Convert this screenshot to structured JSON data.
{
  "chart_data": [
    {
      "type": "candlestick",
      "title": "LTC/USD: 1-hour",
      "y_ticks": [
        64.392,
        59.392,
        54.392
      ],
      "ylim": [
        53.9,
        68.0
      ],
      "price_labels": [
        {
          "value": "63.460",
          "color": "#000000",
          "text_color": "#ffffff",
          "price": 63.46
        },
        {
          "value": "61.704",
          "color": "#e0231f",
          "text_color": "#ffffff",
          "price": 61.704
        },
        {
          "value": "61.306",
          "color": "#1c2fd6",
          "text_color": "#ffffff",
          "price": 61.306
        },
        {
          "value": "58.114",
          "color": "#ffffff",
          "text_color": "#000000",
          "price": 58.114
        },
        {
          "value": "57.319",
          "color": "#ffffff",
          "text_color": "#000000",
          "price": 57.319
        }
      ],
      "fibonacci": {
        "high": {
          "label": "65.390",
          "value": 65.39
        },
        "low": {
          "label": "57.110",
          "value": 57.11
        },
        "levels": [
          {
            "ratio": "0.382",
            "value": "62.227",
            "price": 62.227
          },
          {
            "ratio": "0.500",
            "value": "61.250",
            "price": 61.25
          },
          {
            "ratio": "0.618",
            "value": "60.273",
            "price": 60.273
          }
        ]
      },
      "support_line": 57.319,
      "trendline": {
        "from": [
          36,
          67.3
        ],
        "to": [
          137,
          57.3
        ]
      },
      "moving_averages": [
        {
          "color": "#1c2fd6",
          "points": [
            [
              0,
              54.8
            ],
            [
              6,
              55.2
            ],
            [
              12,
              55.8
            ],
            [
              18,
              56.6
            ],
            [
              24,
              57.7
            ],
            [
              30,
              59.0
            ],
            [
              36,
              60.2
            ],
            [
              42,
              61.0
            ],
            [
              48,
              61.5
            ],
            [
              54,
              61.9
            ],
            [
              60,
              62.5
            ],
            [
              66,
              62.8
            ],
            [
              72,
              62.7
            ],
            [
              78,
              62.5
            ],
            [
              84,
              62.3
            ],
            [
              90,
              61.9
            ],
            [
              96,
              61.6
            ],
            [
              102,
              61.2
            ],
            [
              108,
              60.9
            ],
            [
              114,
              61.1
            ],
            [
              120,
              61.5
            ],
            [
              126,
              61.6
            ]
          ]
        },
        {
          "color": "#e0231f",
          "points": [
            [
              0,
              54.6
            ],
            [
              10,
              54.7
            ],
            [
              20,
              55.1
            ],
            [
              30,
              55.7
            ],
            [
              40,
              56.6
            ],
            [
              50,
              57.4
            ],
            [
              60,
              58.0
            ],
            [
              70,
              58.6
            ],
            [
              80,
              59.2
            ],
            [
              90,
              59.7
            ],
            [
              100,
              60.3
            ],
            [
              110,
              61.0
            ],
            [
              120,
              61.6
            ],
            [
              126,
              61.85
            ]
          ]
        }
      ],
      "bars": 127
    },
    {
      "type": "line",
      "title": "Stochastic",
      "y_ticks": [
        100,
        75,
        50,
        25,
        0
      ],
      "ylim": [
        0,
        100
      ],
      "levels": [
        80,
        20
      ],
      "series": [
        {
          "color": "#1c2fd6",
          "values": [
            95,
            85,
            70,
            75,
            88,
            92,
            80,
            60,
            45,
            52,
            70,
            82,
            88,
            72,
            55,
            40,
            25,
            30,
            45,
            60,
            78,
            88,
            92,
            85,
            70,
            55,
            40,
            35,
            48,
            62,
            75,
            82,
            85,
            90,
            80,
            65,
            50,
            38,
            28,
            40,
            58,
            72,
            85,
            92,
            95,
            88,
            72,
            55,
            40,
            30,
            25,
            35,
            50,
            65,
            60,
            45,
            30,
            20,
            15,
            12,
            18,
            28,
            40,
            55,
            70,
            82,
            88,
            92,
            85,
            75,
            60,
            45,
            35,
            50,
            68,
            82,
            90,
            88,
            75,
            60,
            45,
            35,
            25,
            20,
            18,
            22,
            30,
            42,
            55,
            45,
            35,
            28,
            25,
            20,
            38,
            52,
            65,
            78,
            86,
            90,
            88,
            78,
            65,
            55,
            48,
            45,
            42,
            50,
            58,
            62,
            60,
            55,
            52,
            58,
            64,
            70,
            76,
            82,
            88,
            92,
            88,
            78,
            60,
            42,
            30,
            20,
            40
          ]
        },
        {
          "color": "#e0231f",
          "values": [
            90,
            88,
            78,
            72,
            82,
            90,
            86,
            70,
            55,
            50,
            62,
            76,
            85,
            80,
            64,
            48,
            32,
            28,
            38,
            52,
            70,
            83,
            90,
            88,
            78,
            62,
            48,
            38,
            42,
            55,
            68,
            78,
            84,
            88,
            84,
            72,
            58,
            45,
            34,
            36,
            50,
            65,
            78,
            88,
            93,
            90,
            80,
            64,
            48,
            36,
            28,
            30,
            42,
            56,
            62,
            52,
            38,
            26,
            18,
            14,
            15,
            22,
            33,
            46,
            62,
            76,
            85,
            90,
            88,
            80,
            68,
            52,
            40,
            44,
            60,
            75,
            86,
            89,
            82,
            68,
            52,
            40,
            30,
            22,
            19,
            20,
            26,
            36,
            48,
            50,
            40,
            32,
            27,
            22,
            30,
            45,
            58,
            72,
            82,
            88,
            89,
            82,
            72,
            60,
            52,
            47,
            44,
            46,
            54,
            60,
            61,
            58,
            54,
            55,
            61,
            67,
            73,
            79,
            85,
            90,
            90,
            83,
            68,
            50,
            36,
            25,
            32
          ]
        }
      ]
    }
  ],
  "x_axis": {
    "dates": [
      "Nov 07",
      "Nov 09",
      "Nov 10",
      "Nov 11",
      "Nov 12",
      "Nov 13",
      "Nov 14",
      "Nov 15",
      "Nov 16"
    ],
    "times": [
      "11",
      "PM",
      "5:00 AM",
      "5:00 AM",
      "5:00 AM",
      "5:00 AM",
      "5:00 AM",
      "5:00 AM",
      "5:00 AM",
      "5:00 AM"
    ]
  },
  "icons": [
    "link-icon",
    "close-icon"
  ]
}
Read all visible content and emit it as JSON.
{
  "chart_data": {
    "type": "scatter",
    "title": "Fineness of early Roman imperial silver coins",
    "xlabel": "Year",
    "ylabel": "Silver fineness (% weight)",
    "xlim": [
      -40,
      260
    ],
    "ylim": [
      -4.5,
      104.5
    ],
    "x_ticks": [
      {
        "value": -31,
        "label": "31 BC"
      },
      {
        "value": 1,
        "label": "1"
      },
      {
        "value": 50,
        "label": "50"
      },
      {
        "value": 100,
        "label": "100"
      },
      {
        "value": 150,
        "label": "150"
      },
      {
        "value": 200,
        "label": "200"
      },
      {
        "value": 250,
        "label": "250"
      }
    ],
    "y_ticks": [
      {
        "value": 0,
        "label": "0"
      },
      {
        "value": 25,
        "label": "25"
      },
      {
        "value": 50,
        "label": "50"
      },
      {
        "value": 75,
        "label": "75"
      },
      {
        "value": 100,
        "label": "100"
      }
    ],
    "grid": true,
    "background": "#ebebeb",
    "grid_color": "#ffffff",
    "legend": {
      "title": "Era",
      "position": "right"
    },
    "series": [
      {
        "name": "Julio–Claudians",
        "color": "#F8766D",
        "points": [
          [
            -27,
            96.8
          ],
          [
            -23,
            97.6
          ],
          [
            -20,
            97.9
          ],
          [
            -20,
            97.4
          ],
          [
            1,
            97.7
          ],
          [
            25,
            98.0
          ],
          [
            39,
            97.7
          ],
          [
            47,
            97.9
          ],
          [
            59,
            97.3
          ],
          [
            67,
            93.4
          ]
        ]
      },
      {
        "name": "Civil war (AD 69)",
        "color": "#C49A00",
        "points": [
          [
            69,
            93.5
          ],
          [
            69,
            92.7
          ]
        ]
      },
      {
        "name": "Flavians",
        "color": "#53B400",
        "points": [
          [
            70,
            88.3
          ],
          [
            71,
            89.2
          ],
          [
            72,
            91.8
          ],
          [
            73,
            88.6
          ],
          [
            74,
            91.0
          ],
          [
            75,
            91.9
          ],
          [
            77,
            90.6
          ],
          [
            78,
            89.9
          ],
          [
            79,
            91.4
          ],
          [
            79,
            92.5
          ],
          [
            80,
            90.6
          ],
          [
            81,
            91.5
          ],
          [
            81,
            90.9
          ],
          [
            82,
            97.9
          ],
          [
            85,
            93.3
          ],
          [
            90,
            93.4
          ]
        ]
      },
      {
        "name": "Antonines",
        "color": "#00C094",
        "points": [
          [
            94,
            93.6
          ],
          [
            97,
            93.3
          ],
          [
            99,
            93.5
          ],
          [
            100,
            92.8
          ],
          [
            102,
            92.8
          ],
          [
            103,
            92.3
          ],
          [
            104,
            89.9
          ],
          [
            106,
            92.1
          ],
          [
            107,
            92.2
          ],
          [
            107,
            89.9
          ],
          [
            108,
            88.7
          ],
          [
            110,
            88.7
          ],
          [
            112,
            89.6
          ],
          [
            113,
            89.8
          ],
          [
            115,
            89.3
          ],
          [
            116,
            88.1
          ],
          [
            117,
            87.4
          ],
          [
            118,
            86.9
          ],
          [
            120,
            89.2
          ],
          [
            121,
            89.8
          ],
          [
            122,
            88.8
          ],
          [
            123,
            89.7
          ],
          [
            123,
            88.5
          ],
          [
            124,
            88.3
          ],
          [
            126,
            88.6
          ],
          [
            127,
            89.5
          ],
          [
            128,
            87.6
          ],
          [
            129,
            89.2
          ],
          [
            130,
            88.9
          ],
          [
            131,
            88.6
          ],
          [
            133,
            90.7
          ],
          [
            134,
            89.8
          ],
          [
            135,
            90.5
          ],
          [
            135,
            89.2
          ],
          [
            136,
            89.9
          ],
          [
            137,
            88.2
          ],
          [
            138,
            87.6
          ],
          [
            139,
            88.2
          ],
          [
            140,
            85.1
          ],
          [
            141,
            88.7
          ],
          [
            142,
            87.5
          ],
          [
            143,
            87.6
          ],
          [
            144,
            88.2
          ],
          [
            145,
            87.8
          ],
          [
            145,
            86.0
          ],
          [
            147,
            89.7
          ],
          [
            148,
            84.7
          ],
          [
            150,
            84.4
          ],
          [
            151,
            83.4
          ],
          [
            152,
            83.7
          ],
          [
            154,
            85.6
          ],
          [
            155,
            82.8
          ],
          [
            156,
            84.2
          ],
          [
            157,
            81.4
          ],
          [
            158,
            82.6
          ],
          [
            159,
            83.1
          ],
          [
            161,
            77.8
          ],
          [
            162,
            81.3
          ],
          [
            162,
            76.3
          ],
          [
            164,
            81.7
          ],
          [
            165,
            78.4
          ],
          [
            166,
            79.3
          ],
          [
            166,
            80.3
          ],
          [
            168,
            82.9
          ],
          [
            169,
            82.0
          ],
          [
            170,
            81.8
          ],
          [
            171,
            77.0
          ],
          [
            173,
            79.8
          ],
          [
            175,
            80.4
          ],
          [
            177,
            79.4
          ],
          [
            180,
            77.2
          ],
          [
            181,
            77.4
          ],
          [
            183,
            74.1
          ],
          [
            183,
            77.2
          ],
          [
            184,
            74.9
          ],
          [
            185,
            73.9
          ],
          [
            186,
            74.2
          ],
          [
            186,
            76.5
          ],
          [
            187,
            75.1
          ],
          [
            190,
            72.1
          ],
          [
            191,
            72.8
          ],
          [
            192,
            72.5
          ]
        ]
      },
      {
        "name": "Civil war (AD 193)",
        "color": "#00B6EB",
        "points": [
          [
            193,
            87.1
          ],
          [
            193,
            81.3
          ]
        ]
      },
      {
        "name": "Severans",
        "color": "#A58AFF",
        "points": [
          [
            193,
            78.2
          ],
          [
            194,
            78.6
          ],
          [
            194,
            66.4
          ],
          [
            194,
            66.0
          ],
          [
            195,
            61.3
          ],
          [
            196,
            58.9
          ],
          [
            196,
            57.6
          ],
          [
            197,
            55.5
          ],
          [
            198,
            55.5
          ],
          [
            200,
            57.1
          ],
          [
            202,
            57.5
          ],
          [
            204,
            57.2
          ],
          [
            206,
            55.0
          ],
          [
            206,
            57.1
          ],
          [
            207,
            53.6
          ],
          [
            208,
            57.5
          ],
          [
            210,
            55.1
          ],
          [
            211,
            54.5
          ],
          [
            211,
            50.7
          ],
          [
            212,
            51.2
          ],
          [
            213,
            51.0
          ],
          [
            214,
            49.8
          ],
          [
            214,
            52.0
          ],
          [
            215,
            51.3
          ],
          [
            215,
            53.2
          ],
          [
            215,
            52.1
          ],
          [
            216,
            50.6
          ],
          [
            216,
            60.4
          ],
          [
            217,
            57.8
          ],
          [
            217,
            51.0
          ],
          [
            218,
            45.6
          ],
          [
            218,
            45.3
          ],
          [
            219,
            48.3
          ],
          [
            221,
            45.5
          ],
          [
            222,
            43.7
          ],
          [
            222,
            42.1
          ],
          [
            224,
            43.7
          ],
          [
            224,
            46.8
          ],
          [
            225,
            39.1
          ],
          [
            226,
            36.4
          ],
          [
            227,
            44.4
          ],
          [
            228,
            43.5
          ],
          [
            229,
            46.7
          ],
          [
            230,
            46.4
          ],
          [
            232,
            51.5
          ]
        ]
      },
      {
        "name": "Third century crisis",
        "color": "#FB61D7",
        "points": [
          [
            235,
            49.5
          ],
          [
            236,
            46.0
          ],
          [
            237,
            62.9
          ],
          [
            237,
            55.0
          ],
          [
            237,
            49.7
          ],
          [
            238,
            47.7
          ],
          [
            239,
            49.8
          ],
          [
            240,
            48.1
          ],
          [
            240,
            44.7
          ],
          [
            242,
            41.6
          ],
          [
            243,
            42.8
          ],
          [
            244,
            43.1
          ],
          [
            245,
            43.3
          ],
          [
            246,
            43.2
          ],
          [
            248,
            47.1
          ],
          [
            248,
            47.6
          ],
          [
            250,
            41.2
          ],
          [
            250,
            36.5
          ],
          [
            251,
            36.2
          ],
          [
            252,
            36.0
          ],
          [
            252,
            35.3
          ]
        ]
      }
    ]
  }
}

Stated exercise
Read through the lines above and collect those that contain the string "Civil".

Problem solution
        "name": "Civil war (AD 69)",
        "name": "Civil war (AD 193)",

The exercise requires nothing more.